**Written request:** Find all lines in the records that include the word "entertainment", and copy them out.
########################################
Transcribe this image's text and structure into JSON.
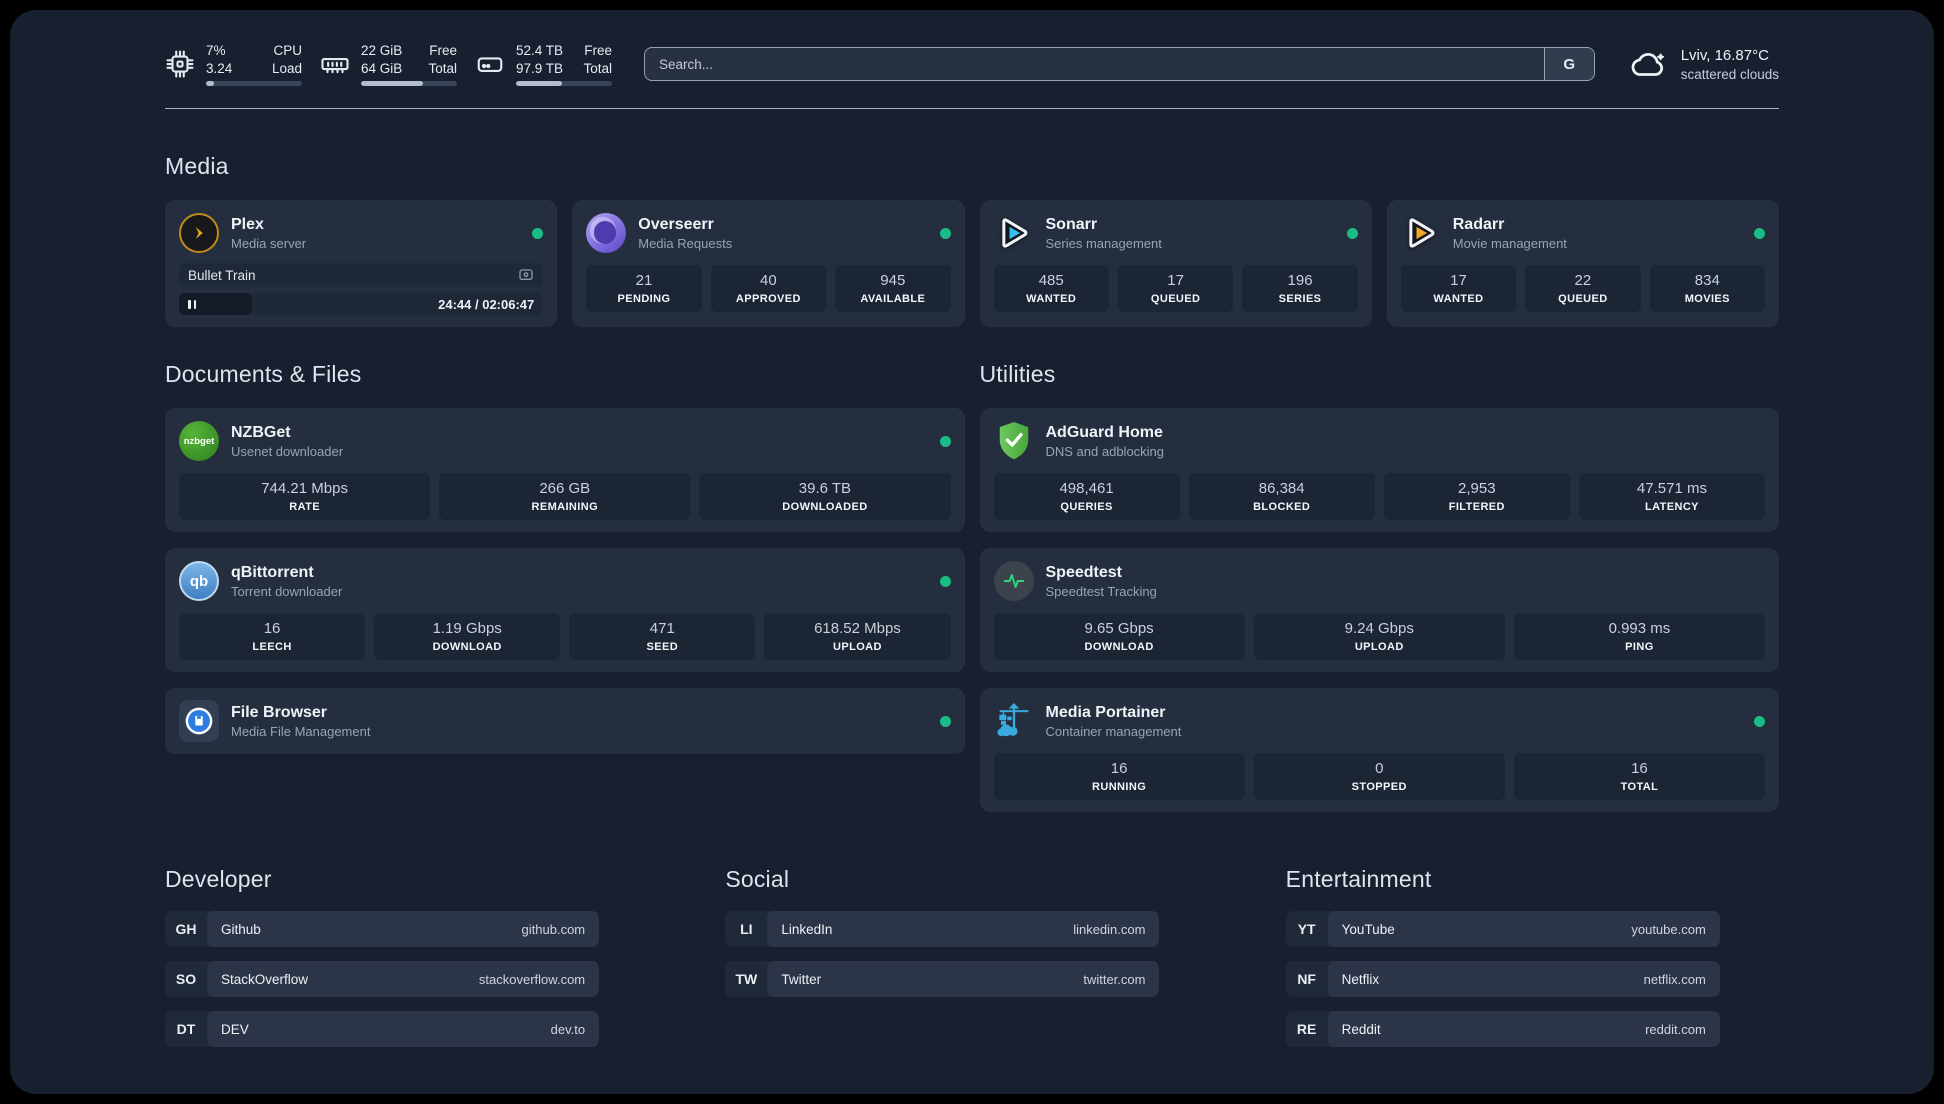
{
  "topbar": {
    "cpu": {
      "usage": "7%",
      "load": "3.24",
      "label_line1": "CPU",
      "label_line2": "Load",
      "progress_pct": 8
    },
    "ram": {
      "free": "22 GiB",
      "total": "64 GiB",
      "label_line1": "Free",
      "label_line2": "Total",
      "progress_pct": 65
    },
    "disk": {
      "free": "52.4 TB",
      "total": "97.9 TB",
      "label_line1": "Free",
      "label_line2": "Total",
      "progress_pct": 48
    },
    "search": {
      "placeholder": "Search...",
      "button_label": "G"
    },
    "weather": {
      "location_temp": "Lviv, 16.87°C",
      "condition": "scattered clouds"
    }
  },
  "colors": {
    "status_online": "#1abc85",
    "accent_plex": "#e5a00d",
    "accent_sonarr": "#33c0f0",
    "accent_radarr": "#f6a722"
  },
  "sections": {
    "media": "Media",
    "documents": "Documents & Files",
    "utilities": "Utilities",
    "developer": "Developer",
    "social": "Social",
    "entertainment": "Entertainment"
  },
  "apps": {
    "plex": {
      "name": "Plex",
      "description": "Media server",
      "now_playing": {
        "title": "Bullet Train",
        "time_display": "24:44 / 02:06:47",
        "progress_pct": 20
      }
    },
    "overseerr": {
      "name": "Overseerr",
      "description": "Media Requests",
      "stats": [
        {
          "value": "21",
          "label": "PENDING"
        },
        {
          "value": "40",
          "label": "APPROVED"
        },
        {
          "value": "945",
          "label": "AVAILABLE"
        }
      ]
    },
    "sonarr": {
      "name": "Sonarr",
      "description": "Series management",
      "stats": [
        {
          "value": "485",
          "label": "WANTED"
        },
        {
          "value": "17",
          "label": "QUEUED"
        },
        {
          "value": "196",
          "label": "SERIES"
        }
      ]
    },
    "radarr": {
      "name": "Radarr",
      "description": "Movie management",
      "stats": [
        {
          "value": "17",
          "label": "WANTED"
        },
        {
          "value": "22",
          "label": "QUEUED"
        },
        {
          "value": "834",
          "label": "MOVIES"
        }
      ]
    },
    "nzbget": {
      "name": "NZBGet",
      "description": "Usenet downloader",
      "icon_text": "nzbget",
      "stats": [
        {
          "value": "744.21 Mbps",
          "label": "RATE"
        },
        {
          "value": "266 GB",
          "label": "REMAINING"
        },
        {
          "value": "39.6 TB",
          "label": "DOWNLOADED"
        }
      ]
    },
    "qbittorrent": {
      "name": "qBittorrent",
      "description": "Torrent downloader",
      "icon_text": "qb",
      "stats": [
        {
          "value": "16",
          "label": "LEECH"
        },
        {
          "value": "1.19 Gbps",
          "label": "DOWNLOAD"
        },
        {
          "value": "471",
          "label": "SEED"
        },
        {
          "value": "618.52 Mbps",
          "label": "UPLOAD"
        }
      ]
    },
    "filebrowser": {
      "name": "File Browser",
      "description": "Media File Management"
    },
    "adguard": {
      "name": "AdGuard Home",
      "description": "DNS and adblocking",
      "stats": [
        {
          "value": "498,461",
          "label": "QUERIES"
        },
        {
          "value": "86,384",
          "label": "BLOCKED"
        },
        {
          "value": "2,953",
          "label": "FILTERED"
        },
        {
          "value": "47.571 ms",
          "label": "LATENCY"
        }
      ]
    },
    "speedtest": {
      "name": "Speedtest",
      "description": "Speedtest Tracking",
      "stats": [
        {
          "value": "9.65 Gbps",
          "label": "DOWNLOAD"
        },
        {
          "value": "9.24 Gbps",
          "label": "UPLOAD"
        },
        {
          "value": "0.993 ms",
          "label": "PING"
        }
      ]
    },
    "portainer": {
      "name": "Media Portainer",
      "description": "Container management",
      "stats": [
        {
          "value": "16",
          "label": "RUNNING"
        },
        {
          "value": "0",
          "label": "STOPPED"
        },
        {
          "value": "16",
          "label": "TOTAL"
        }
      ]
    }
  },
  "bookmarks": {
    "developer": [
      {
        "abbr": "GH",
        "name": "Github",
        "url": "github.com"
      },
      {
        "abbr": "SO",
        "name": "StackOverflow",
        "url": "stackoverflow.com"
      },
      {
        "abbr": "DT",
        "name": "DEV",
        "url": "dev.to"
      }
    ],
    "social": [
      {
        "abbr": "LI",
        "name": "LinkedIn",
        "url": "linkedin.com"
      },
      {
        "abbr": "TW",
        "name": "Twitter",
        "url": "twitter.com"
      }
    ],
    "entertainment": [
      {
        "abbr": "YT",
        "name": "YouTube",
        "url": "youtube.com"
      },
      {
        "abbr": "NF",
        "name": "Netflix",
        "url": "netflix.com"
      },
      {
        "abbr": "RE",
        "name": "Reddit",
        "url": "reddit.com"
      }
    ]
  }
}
########################################
**Complete output:**
    "entertainment": "Entertainment"
    "entertainment": [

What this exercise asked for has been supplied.